§ Task statement: Can you write out all of the material below, word for word?

════════

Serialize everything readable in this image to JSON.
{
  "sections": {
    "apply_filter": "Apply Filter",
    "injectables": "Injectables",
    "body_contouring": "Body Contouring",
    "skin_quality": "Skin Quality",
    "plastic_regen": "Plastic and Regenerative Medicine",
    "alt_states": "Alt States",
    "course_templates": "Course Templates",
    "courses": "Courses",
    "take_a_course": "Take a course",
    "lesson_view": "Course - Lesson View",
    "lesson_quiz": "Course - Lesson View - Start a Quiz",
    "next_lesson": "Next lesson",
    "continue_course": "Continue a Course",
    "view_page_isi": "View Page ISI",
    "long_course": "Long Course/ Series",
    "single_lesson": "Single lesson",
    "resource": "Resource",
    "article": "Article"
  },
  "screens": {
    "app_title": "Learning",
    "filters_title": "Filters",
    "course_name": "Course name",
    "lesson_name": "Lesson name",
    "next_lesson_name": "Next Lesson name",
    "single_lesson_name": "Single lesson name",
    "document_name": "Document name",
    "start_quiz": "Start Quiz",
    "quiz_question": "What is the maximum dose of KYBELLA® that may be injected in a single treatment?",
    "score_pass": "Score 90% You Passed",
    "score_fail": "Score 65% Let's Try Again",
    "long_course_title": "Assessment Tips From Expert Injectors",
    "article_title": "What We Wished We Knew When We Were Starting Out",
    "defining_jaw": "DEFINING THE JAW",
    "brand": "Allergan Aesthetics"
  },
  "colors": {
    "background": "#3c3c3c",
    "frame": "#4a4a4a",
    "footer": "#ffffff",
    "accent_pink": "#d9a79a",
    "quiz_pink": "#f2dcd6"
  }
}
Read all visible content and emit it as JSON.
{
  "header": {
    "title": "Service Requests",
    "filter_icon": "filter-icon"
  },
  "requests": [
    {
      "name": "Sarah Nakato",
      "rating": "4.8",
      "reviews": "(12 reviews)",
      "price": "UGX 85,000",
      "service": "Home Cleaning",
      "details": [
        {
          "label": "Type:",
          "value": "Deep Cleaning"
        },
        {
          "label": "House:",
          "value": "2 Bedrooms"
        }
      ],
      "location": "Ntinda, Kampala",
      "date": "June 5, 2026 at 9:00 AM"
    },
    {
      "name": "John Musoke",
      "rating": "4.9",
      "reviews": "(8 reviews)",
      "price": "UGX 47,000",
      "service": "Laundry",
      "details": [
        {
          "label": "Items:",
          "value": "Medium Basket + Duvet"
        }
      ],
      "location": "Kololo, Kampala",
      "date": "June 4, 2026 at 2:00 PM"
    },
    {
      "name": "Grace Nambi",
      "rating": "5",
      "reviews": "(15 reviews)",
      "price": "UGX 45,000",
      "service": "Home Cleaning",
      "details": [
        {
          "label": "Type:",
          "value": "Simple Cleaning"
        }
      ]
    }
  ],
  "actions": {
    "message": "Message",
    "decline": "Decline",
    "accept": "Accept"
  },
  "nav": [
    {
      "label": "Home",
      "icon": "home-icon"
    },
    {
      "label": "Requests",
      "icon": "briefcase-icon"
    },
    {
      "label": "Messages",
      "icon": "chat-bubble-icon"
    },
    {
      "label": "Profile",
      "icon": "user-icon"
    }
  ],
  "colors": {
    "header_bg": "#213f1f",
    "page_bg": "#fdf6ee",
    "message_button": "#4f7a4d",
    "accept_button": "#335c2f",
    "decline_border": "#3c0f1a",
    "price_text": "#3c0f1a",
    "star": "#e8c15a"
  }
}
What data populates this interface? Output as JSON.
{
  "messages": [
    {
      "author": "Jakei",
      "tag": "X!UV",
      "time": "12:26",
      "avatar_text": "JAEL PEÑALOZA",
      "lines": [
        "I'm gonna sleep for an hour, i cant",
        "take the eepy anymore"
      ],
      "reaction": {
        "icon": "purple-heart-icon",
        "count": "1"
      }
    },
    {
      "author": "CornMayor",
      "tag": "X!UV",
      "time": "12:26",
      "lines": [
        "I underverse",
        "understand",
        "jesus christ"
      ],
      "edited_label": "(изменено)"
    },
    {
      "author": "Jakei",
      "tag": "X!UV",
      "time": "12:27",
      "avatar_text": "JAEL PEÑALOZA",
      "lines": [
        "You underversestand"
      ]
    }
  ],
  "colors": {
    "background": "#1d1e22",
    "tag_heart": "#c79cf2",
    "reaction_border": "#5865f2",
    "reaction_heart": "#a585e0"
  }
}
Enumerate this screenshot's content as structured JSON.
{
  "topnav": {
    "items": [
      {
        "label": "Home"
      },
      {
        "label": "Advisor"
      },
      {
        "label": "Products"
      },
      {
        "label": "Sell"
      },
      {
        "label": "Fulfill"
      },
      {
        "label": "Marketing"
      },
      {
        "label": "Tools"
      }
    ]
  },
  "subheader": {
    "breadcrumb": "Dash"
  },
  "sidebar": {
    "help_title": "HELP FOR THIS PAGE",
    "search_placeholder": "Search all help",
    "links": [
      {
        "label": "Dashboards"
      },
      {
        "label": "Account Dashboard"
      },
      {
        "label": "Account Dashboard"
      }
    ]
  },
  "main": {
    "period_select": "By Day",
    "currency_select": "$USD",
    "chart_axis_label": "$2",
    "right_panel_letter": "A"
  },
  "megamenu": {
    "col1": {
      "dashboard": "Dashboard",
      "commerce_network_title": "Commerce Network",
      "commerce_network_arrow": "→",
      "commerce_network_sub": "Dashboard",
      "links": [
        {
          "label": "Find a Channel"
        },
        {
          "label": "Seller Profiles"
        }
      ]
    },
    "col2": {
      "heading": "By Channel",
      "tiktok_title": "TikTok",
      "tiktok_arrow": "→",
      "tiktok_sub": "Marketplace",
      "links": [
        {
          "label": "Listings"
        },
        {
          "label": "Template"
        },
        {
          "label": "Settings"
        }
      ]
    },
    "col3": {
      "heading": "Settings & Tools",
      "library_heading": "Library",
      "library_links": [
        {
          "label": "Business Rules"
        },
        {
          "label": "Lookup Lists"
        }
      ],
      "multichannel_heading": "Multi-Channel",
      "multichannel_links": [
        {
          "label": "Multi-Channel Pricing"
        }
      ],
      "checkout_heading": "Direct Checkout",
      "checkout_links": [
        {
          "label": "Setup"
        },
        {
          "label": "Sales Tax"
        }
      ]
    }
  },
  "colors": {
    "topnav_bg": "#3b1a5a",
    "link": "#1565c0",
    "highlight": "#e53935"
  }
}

════════

§ Solution to the problem:
Serialize everything readable in this image to JSON.
{
  "sections": {
    "apply_filter": "Apply Filter",
    "injectables": "Injectables",
    "body_contouring": "Body Contouring",
    "skin_quality": "Skin Quality",
    "plastic_regen": "Plastic and Regenerative Medicine",
    "alt_states": "Alt States",
    "course_templates": "Course Templates",
    "courses": "Courses",
    "take_a_course": "Take a course",
    "lesson_view": "Course - Lesson View",
    "lesson_quiz": "Course - Lesson View - Start a Quiz",
    "next_lesson": "Next lesson",
    "continue_course": "Continue a Course",
    "view_page_isi": "View Page ISI",
    "long_course": "Long Course/ Series",
    "single_lesson": "Single lesson",
    "resource": "Resource",
    "article": "Article"
  },
  "screens": {
    "app_title": "Learning",
    "filters_title": "Filters",
    "course_name": "Course name",
    "lesson_name": "Lesson name",
    "next_lesson_name": "Next Lesson name",
    "single_lesson_name": "Single lesson name",
    "document_name": "Document name",
    "start_quiz": "Start Quiz",
    "quiz_question": "What is the maximum dose of KYBELLA® that may be injected in a single treatment?",
    "score_pass": "Score 90% You Passed",
    "score_fail": "Score 65% Let's Try Again",
    "long_course_title": "Assessment Tips From Expert Injectors",
    "article_title": "What We Wished We Knew When We Were Starting Out",
    "defining_jaw": "DEFINING THE JAW",
    "brand": "Allergan Aesthetics"
  },
  "colors": {
    "background": "#3c3c3c",
    "frame": "#4a4a4a",
    "footer": "#ffffff",
    "accent_pink": "#d9a79a",
    "quiz_pink": "#f2dcd6"
  }
}
Read all visible content and emit it as JSON.
{
  "header": {
    "title": "Service Requests",
    "filter_icon": "filter-icon"
  },
  "requests": [
    {
      "name": "Sarah Nakato",
      "rating": "4.8",
      "reviews": "(12 reviews)",
      "price": "UGX 85,000",
      "service": "Home Cleaning",
      "details": [
        {
          "label": "Type:",
          "value": "Deep Cleaning"
        },
        {
          "label": "House:",
          "value": "2 Bedrooms"
        }
      ],
      "location": "Ntinda, Kampala",
      "date": "June 5, 2026 at 9:00 AM"
    },
    {
      "name": "John Musoke",
      "rating": "4.9",
      "reviews": "(8 reviews)",
      "price": "UGX 47,000",
      "service": "Laundry",
      "details": [
        {
          "label": "Items:",
          "value": "Medium Basket + Duvet"
        }
      ],
      "location": "Kololo, Kampala",
      "date": "June 4, 2026 at 2:00 PM"
    },
    {
      "name": "Grace Nambi",
      "rating": "5",
      "reviews": "(15 reviews)",
      "price": "UGX 45,000",
      "service": "Home Cleaning",
      "details": [
        {
          "label": "Type:",
          "value": "Simple Cleaning"
        }
      ]
    }
  ],
  "actions": {
    "message": "Message",
    "decline": "Decline",
    "accept": "Accept"
  },
  "nav": [
    {
      "label": "Home",
      "icon": "home-icon"
    },
    {
      "label": "Requests",
      "icon": "briefcase-icon"
    },
    {
      "label": "Messages",
      "icon": "chat-bubble-icon"
    },
    {
      "label": "Profile",
      "icon": "user-icon"
    }
  ],
  "colors": {
    "header_bg": "#213f1f",
    "page_bg": "#fdf6ee",
    "message_button": "#4f7a4d",
    "accept_button": "#335c2f",
    "decline_border": "#3c0f1a",
    "price_text": "#3c0f1a",
    "star": "#e8c15a"
  }
}
What data populates this interface? Output as JSON.
{
  "messages": [
    {
      "author": "Jakei",
      "tag": "X!UV",
      "time": "12:26",
      "avatar_text": "JAEL PEÑALOZA",
      "lines": [
        "I'm gonna sleep for an hour, i cant",
        "take the eepy anymore"
      ],
      "reaction": {
        "icon": "purple-heart-icon",
        "count": "1"
      }
    },
    {
      "author": "CornMayor",
      "tag": "X!UV",
      "time": "12:26",
      "lines": [
        "I underverse",
        "understand",
        "jesus christ"
      ],
      "edited_label": "(изменено)"
    },
    {
      "author": "Jakei",
      "tag": "X!UV",
      "time": "12:27",
      "avatar_text": "JAEL PEÑALOZA",
      "lines": [
        "You underversestand"
      ]
    }
  ],
  "colors": {
    "background": "#1d1e22",
    "tag_heart": "#c79cf2",
    "reaction_border": "#5865f2",
    "reaction_heart": "#a585e0"
  }
}
Enumerate this screenshot's content as structured JSON.
{
  "topnav": {
    "items": [
      {
        "label": "Home"
      },
      {
        "label": "Advisor"
      },
      {
        "label": "Products"
      },
      {
        "label": "Sell"
      },
      {
        "label": "Fulfill"
      },
      {
        "label": "Marketing"
      },
      {
        "label": "Tools"
      }
    ]
  },
  "subheader": {
    "breadcrumb": "Dash"
  },
  "sidebar": {
    "help_title": "HELP FOR THIS PAGE",
    "search_placeholder": "Search all help",
    "links": [
      {
        "label": "Dashboards"
      },
      {
        "label": "Account Dashboard"
      },
      {
        "label": "Account Dashboard"
      }
    ]
  },
  "main": {
    "period_select": "By Day",
    "currency_select": "$USD",
    "chart_axis_label": "$2",
    "right_panel_letter": "A"
  },
  "megamenu": {
    "col1": {
      "dashboard": "Dashboard",
      "commerce_network_title": "Commerce Network",
      "commerce_network_arrow": "→",
      "commerce_network_sub": "Dashboard",
      "links": [
        {
          "label": "Find a Channel"
        },
        {
          "label": "Seller Profiles"
        }
      ]
    },
    "col2": {
      "heading": "By Channel",
      "tiktok_title": "TikTok",
      "tiktok_arrow": "→",
      "tiktok_sub": "Marketplace",
      "links": [
        {
          "label": "Listings"
        },
        {
          "label": "Template"
        },
        {
          "label": "Settings"
        }
      ]
    },
    "col3": {
      "heading": "Settings & Tools",
      "library_heading": "Library",
      "library_links": [
        {
          "label": "Business Rules"
        },
        {
          "label": "Lookup Lists"
        }
      ],
      "multichannel_heading": "Multi-Channel",
      "multichannel_links": [
        {
          "label": "Multi-Channel Pricing"
        }
      ],
      "checkout_heading": "Direct Checkout",
      "checkout_links": [
        {
          "label": "Setup"
        },
        {
          "label": "Sales Tax"
        }
      ]
    }
  },
  "colors": {
    "topnav_bg": "#3b1a5a",
    "link": "#1565c0",
    "highlight": "#e53935"
  }
}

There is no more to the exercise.